INSTRUCTIONS FOR THE TASK:
Copy all lines of the listing that include the string "tools".

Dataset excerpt

#####

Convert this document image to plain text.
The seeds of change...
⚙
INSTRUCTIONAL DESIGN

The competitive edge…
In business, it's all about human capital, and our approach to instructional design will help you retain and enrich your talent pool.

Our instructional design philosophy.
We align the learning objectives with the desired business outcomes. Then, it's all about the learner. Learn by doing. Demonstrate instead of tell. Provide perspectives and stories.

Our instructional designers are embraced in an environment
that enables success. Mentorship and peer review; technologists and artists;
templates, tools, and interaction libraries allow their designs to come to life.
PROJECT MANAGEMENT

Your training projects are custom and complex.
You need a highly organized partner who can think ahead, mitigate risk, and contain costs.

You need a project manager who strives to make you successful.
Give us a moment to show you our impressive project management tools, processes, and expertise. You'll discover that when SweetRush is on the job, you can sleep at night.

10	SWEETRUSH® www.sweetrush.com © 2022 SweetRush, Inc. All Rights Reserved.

#####

PROBLEM SOLUTION:
templates, tools, and interaction libraries allow their designs to come to life.
Give us a moment to show you our impressive project management tools, processes, and expertise. You'll discover that when SweetRush is on the job, you can sleep at night.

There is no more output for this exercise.